Reproduce each line bearing the word "marker".

*** Record list ***

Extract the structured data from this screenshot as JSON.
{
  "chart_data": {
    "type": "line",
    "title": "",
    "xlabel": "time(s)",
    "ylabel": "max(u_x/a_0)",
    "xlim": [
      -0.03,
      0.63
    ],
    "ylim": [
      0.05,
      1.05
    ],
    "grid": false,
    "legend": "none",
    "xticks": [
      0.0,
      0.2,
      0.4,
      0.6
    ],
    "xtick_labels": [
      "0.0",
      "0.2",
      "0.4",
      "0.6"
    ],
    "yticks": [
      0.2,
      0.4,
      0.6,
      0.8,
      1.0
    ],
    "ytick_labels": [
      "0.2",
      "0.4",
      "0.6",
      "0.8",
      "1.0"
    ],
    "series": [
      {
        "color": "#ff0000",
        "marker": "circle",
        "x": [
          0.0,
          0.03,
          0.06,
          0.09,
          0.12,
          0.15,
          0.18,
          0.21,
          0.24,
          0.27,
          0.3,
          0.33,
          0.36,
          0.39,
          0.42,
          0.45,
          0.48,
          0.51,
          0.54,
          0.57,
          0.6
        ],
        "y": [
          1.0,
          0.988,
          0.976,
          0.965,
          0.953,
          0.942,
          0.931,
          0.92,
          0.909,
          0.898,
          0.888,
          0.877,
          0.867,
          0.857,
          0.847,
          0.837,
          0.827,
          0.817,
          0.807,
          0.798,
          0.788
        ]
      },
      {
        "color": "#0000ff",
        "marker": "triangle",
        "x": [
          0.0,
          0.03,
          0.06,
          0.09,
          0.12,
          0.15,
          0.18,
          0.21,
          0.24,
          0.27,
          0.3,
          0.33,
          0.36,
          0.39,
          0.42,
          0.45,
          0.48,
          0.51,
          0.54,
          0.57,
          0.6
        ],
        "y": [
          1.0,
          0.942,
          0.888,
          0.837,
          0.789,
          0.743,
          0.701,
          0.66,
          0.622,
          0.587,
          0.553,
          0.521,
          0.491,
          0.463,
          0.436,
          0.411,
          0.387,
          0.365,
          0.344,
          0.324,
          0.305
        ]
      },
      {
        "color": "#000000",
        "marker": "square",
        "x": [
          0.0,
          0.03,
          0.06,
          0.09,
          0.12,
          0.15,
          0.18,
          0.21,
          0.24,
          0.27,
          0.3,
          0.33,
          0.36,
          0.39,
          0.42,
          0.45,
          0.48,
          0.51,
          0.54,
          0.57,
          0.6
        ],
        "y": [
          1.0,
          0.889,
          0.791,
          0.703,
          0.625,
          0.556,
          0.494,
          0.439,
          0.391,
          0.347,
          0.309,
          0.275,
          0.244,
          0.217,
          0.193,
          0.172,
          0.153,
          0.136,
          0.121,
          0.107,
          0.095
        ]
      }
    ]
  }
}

***

◆ **Output for this task**:
        "marker": "circle",
        "marker": "triangle",
        "marker": "square",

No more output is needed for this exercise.